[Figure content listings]
* start *
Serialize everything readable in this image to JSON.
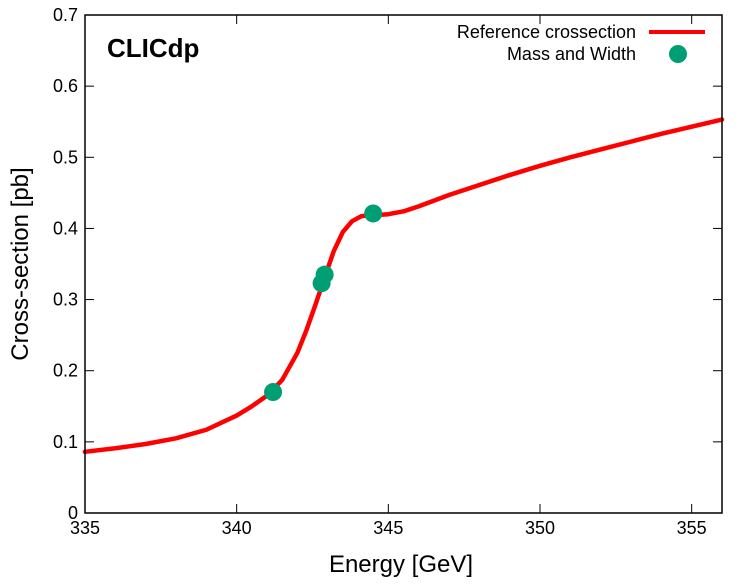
{
  "chart_data": {
    "type": "line",
    "watermark": "CLICdp",
    "xlabel": "Energy [GeV]",
    "ylabel": "Cross-section [pb]",
    "xlim": [
      335,
      356
    ],
    "ylim": [
      0,
      0.7
    ],
    "xticks": [
      335,
      340,
      345,
      350,
      355
    ],
    "yticks": [
      0,
      0.1,
      0.2,
      0.3,
      0.4,
      0.5,
      0.6,
      0.7
    ],
    "xtick_labels": [
      "335",
      "340",
      "345",
      "350",
      "355"
    ],
    "ytick_labels": [
      "0",
      "0.1",
      "0.2",
      "0.3",
      "0.4",
      "0.5",
      "0.6",
      "0.7"
    ],
    "legend_position": "top-right",
    "colors": {
      "line": "#ff0000",
      "points": "#009e73"
    },
    "series": [
      {
        "name": "Reference crossection",
        "kind": "line",
        "x": [
          335,
          336,
          337,
          338,
          339,
          340,
          340.5,
          341,
          341.5,
          342,
          342.3,
          342.6,
          342.9,
          343.2,
          343.5,
          343.8,
          344.1,
          344.4,
          344.7,
          345,
          345.5,
          346,
          347,
          348,
          349,
          350,
          351,
          352,
          353,
          354,
          355,
          356
        ],
        "y": [
          0.086,
          0.091,
          0.097,
          0.105,
          0.117,
          0.137,
          0.15,
          0.165,
          0.187,
          0.225,
          0.257,
          0.293,
          0.331,
          0.368,
          0.395,
          0.41,
          0.417,
          0.419,
          0.419,
          0.42,
          0.424,
          0.431,
          0.447,
          0.461,
          0.475,
          0.488,
          0.5,
          0.511,
          0.522,
          0.533,
          0.543,
          0.553
        ]
      },
      {
        "name": "Mass and Width",
        "kind": "scatter",
        "x": [
          341.2,
          342.8,
          342.9,
          344.5
        ],
        "y": [
          0.17,
          0.323,
          0.335,
          0.421
        ]
      }
    ]
  }
}
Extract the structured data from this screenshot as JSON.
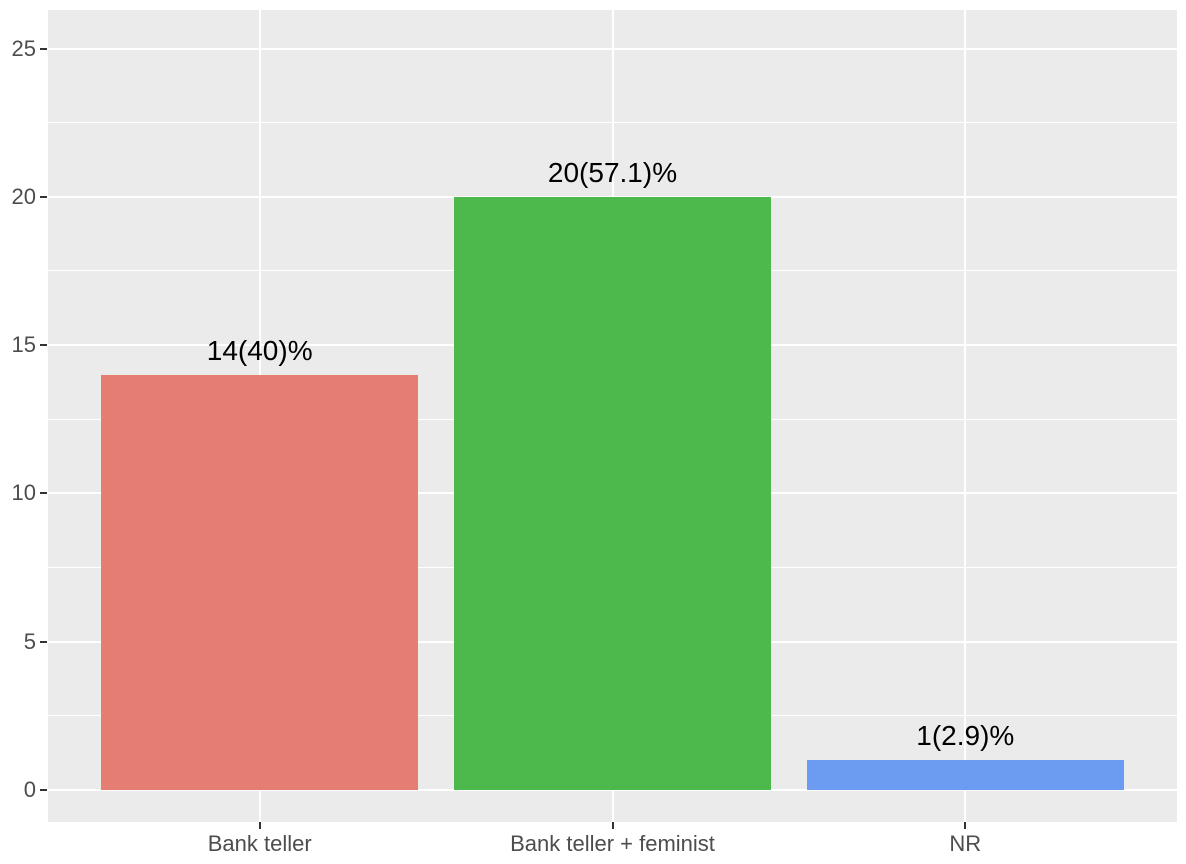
{
  "chart_data": {
    "type": "bar",
    "title": "",
    "categories": [
      "Bank teller",
      "Bank teller + feminist",
      "NR"
    ],
    "values": [
      14,
      20,
      1
    ],
    "bar_labels": [
      "14(40)%",
      "20(57.1)%",
      "1(2.9)%"
    ],
    "bar_colors": [
      "#E67D72",
      "#4DB94C",
      "#6C9CF2"
    ],
    "xlabel": "",
    "ylabel": "",
    "y_ticks": [
      0,
      5,
      10,
      15,
      20,
      25
    ],
    "y_minor_gridlines": [
      2.5,
      7.5,
      12.5,
      17.5,
      22.5
    ],
    "ylim": [
      -1.08,
      26.3
    ],
    "grid": true,
    "legend_position": "none",
    "styles": {
      "figure_background": "#FFFFFF",
      "panel_background": "#EBEBEB",
      "gridline_color": "#FFFFFF",
      "axis_text_color": "#4D4D4D",
      "tick_mark_color": "#333333",
      "bar_label_color": "#000000"
    }
  }
}
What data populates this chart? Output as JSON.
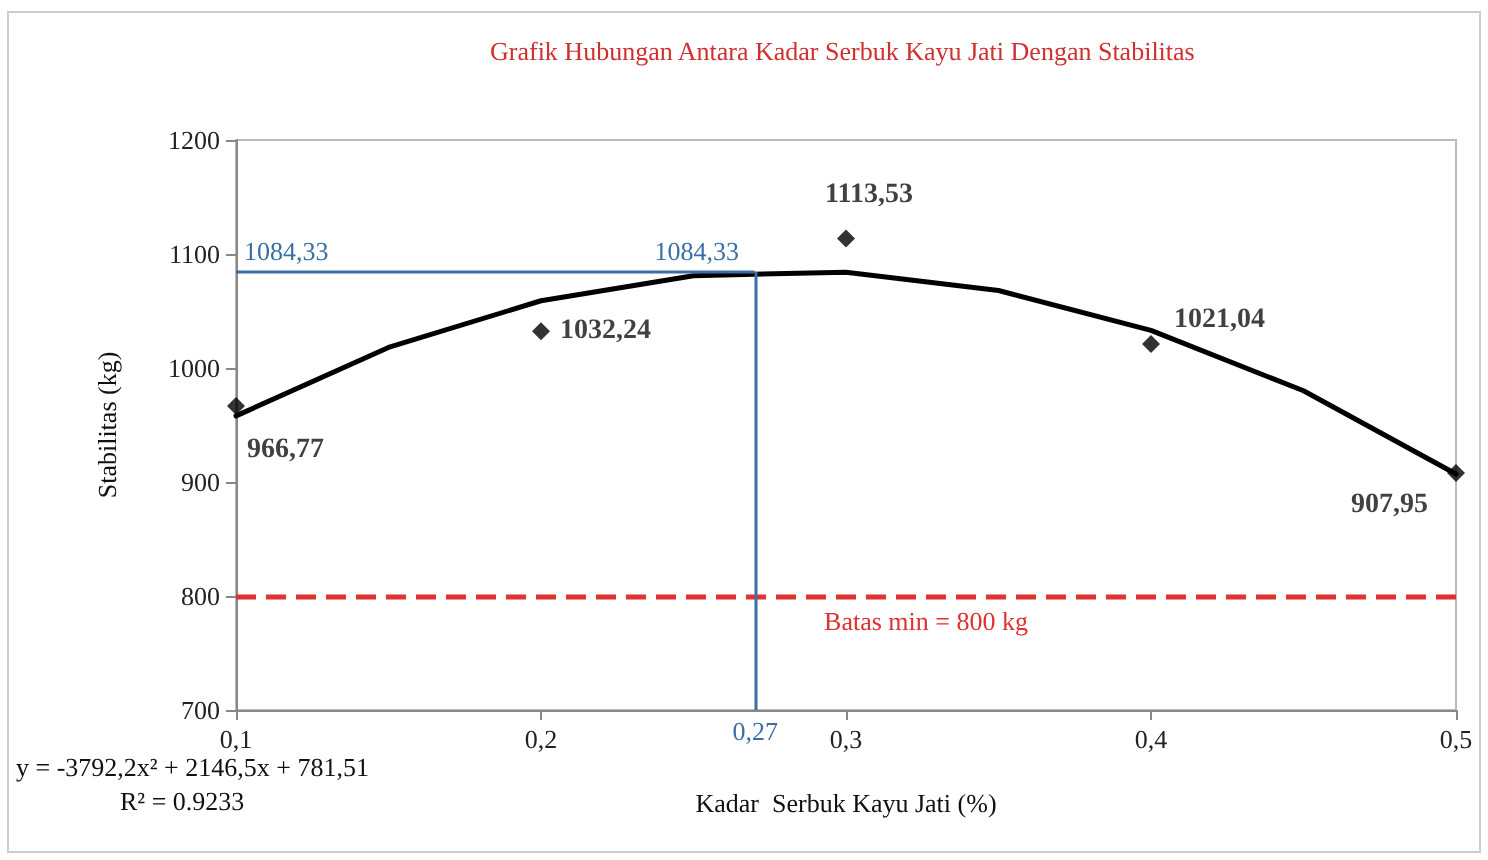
{
  "chart_data": {
    "type": "scatter",
    "title": "Grafik Hubungan Antara Kadar Serbuk Kayu Jati Dengan Stabilitas",
    "xlabel": "Kadar  Serbuk Kayu Jati (%)",
    "ylabel": "Stabilitas (kg)",
    "x": [
      0.1,
      0.2,
      0.3,
      0.4,
      0.5
    ],
    "series": [
      {
        "color": "#000000",
        "marker": "diamond",
        "values": [
          966.77,
          1032.24,
          1113.53,
          1021.04,
          907.95
        ],
        "value_labels": [
          "966,77",
          "1032,24",
          "1113,53",
          "1021,04",
          "907,95"
        ]
      },
      {
        "type": "line",
        "color": "#000000",
        "marker": "none",
        "line_style": "solid",
        "x": [
          0.1,
          0.15,
          0.2,
          0.25,
          0.3,
          0.35,
          0.4,
          0.45,
          0.5
        ],
        "values": [
          958,
          1018,
          1059,
          1081,
          1084,
          1068,
          1033,
          980,
          907
        ]
      }
    ],
    "xlim": [
      0.1,
      0.5
    ],
    "xticks": [
      {
        "value": 0.1,
        "label": "0,1"
      },
      {
        "value": 0.2,
        "label": "0,2"
      },
      {
        "value": 0.3,
        "label": "0,3"
      },
      {
        "value": 0.4,
        "label": "0,4"
      },
      {
        "value": 0.5,
        "label": "0,5"
      }
    ],
    "ylim": [
      700,
      1200
    ],
    "yticks": [
      700,
      800,
      900,
      1000,
      1100,
      1200
    ],
    "grid": false,
    "ref_lines": [
      {
        "axis": "y",
        "value": 800,
        "label": "Batas min = 800 kg",
        "color": "#e03030",
        "line_style": "dashed"
      },
      {
        "axis": "y",
        "value": 1084.33,
        "label": "1084,33",
        "color": "#3a6ea5",
        "line_style": "solid"
      },
      {
        "axis": "x",
        "value": 0.27,
        "label": "0,27",
        "color": "#3a6ea5",
        "line_style": "solid"
      }
    ],
    "annotations": [
      {
        "text": "1084,33",
        "x": 0.27,
        "y": 1084.33
      },
      "y = -3792,2x² + 2146,5x + 781,51",
      "R² = 0.9233"
    ]
  }
}
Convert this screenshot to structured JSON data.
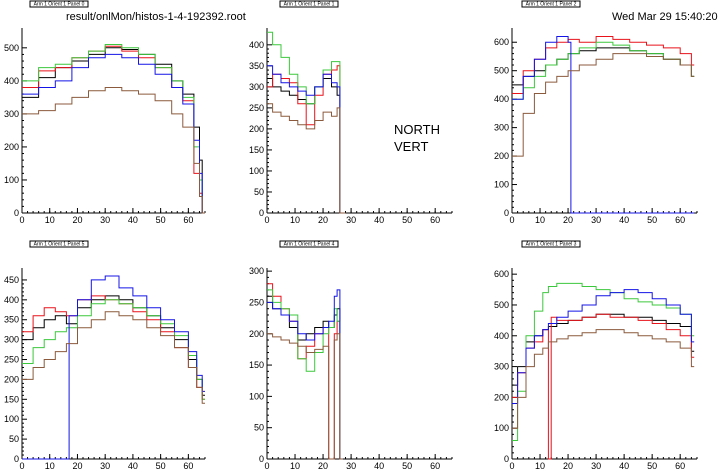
{
  "header": {
    "file": "result/onlMon/histos-1-4-192392.root",
    "timestamp": "Wed Mar 29 15:40:20 2006"
  },
  "annotation": {
    "line1": "NORTH",
    "line2": "VERT"
  },
  "colors": {
    "black": "#000000",
    "red": "#e8121a",
    "green": "#3cc83c",
    "blue": "#1414e6",
    "brown": "#8b5a3c"
  },
  "chart_data": [
    {
      "type": "line",
      "title": "Arm 1 Orient 1 Panel 0",
      "xlim": [
        0,
        66
      ],
      "ylim": [
        0,
        560
      ],
      "xticks": [
        0,
        10,
        20,
        30,
        40,
        50,
        60
      ],
      "yticks": [
        0,
        100,
        200,
        300,
        400,
        500
      ],
      "x": [
        0,
        6,
        12,
        18,
        24,
        30,
        36,
        42,
        48,
        54,
        58,
        62,
        64,
        65
      ],
      "series": [
        {
          "color": "black",
          "values": [
            350,
            410,
            440,
            460,
            480,
            500,
            495,
            480,
            450,
            400,
            360,
            260,
            160,
            0
          ]
        },
        {
          "color": "red",
          "values": [
            380,
            430,
            440,
            470,
            490,
            505,
            490,
            470,
            440,
            380,
            340,
            120,
            60,
            0
          ]
        },
        {
          "color": "green",
          "values": [
            400,
            440,
            450,
            470,
            490,
            510,
            500,
            480,
            440,
            400,
            350,
            200,
            100,
            0
          ]
        },
        {
          "color": "blue",
          "values": [
            360,
            380,
            400,
            440,
            470,
            480,
            470,
            450,
            420,
            380,
            330,
            220,
            120,
            0
          ]
        },
        {
          "color": "brown",
          "values": [
            300,
            310,
            330,
            350,
            370,
            380,
            370,
            360,
            340,
            300,
            260,
            150,
            50,
            0
          ]
        }
      ]
    },
    {
      "type": "line",
      "title": "Arm 1 Orient 1 Panel 1",
      "xlim": [
        0,
        66
      ],
      "ylim": [
        0,
        440
      ],
      "xticks": [
        0,
        10,
        20,
        30,
        40,
        50,
        60
      ],
      "yticks": [
        0,
        50,
        100,
        150,
        200,
        250,
        300,
        350,
        400
      ],
      "x": [
        0,
        2,
        5,
        8,
        11,
        14,
        17,
        20,
        23,
        25,
        26,
        27
      ],
      "series": [
        {
          "color": "black",
          "values": [
            320,
            300,
            290,
            280,
            270,
            260,
            300,
            320,
            300,
            280,
            0,
            0
          ]
        },
        {
          "color": "red",
          "values": [
            300,
            330,
            320,
            310,
            260,
            210,
            280,
            330,
            340,
            350,
            0,
            0
          ]
        },
        {
          "color": "green",
          "values": [
            430,
            400,
            370,
            330,
            300,
            260,
            300,
            340,
            360,
            360,
            0,
            0
          ]
        },
        {
          "color": "blue",
          "values": [
            350,
            330,
            310,
            300,
            290,
            280,
            300,
            330,
            310,
            300,
            0,
            0
          ]
        },
        {
          "color": "brown",
          "values": [
            260,
            240,
            230,
            220,
            210,
            200,
            220,
            240,
            230,
            250,
            0,
            0
          ]
        }
      ]
    },
    {
      "type": "line",
      "title": "Arm 1 Orient 1 Panel 2",
      "xlim": [
        0,
        66
      ],
      "ylim": [
        0,
        650
      ],
      "xticks": [
        0,
        10,
        20,
        30,
        40,
        50,
        60
      ],
      "yticks": [
        0,
        100,
        200,
        300,
        400,
        500,
        600
      ],
      "x": [
        0,
        4,
        8,
        12,
        16,
        20,
        21,
        24,
        30,
        36,
        42,
        48,
        54,
        60,
        64
      ],
      "series": [
        {
          "color": "black",
          "values": [
            450,
            480,
            500,
            520,
            540,
            560,
            560,
            570,
            580,
            580,
            570,
            560,
            540,
            520,
            480
          ]
        },
        {
          "color": "red",
          "values": [
            420,
            500,
            540,
            580,
            600,
            610,
            610,
            600,
            620,
            610,
            600,
            590,
            580,
            560,
            520
          ]
        },
        {
          "color": "green",
          "values": [
            400,
            440,
            480,
            520,
            540,
            560,
            560,
            580,
            600,
            590,
            570,
            560,
            540,
            520,
            480
          ]
        },
        {
          "color": "blue",
          "values": [
            400,
            480,
            540,
            600,
            620,
            600,
            0,
            0,
            0,
            0,
            0,
            0,
            0,
            0,
            0
          ]
        },
        {
          "color": "brown",
          "values": [
            200,
            350,
            420,
            460,
            480,
            500,
            500,
            520,
            540,
            560,
            560,
            550,
            540,
            520,
            480
          ]
        }
      ]
    },
    {
      "type": "line",
      "title": "Arm 1 Orient 1 Panel 5",
      "xlim": [
        0,
        66
      ],
      "ylim": [
        0,
        480
      ],
      "xticks": [
        0,
        10,
        20,
        30,
        40,
        50,
        60
      ],
      "yticks": [
        0,
        50,
        100,
        150,
        200,
        250,
        300,
        350,
        400,
        450
      ],
      "x": [
        0,
        4,
        8,
        12,
        16,
        17,
        20,
        25,
        30,
        35,
        40,
        45,
        50,
        55,
        60,
        63,
        65
      ],
      "series": [
        {
          "color": "black",
          "values": [
            300,
            330,
            350,
            360,
            340,
            340,
            380,
            400,
            410,
            400,
            380,
            360,
            330,
            300,
            250,
            200,
            160
          ]
        },
        {
          "color": "red",
          "values": [
            320,
            360,
            380,
            370,
            360,
            360,
            400,
            410,
            400,
            390,
            370,
            350,
            320,
            280,
            230,
            180,
            150
          ]
        },
        {
          "color": "green",
          "values": [
            240,
            280,
            300,
            320,
            330,
            330,
            360,
            390,
            400,
            390,
            380,
            360,
            340,
            310,
            260,
            200,
            150
          ]
        },
        {
          "color": "blue",
          "values": [
            0,
            0,
            0,
            0,
            0,
            360,
            400,
            450,
            460,
            430,
            410,
            380,
            350,
            320,
            270,
            210,
            170
          ]
        },
        {
          "color": "brown",
          "values": [
            200,
            230,
            250,
            270,
            290,
            290,
            330,
            350,
            370,
            360,
            350,
            330,
            310,
            280,
            230,
            180,
            140
          ]
        }
      ]
    },
    {
      "type": "line",
      "title": "Arm 1 Orient 1 Panel 4",
      "xlim": [
        0,
        66
      ],
      "ylim": [
        0,
        305
      ],
      "xticks": [
        0,
        10,
        20,
        30,
        40,
        50,
        60
      ],
      "yticks": [
        0,
        50,
        100,
        150,
        200,
        250,
        300
      ],
      "x": [
        0,
        2,
        5,
        8,
        11,
        14,
        17,
        20,
        22,
        24,
        25,
        26
      ],
      "series": [
        {
          "color": "black",
          "values": [
            260,
            240,
            230,
            210,
            190,
            200,
            210,
            220,
            210,
            230,
            240,
            0
          ]
        },
        {
          "color": "red",
          "values": [
            280,
            260,
            240,
            220,
            160,
            180,
            200,
            210,
            0,
            200,
            220,
            0
          ]
        },
        {
          "color": "green",
          "values": [
            270,
            250,
            240,
            230,
            160,
            140,
            170,
            200,
            210,
            240,
            220,
            0
          ]
        },
        {
          "color": "blue",
          "values": [
            250,
            240,
            230,
            220,
            200,
            190,
            200,
            210,
            220,
            260,
            270,
            0
          ]
        },
        {
          "color": "brown",
          "values": [
            200,
            195,
            190,
            185,
            180,
            170,
            175,
            180,
            0,
            190,
            200,
            0
          ]
        }
      ]
    },
    {
      "type": "line",
      "title": "Arm 1 Orient 1 Panel 3",
      "xlim": [
        0,
        66
      ],
      "ylim": [
        0,
        620
      ],
      "xticks": [
        0,
        10,
        20,
        30,
        40,
        50,
        60
      ],
      "yticks": [
        0,
        100,
        200,
        300,
        400,
        500,
        600
      ],
      "x": [
        0,
        2,
        5,
        8,
        11,
        13,
        14,
        16,
        20,
        25,
        30,
        35,
        40,
        45,
        50,
        55,
        60,
        64
      ],
      "series": [
        {
          "color": "black",
          "values": [
            240,
            300,
            380,
            400,
            420,
            430,
            430,
            440,
            450,
            460,
            470,
            470,
            460,
            460,
            450,
            440,
            430,
            350
          ]
        },
        {
          "color": "red",
          "values": [
            200,
            280,
            360,
            380,
            420,
            0,
            460,
            450,
            450,
            460,
            470,
            460,
            460,
            450,
            440,
            420,
            400,
            330
          ]
        },
        {
          "color": "green",
          "values": [
            60,
            220,
            400,
            480,
            540,
            560,
            560,
            570,
            570,
            560,
            550,
            540,
            520,
            510,
            500,
            490,
            470,
            400
          ]
        },
        {
          "color": "blue",
          "values": [
            180,
            280,
            360,
            400,
            420,
            440,
            440,
            460,
            480,
            500,
            530,
            540,
            550,
            540,
            520,
            500,
            470,
            380
          ]
        },
        {
          "color": "brown",
          "values": [
            100,
            200,
            300,
            340,
            360,
            380,
            380,
            390,
            400,
            410,
            420,
            420,
            410,
            400,
            390,
            380,
            360,
            300
          ]
        }
      ]
    }
  ]
}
* end *
## [REQUEST]
Track down every line with the word "Kayu" and copy it.

## [EXPECTED ANSWER]
    "title": "Grafik Hubungan Antara Kadar Serbuk Kayu Jati Dengan Stabilitas",
    "xlabel": "Kadar  Serbuk Kayu Jati (%)",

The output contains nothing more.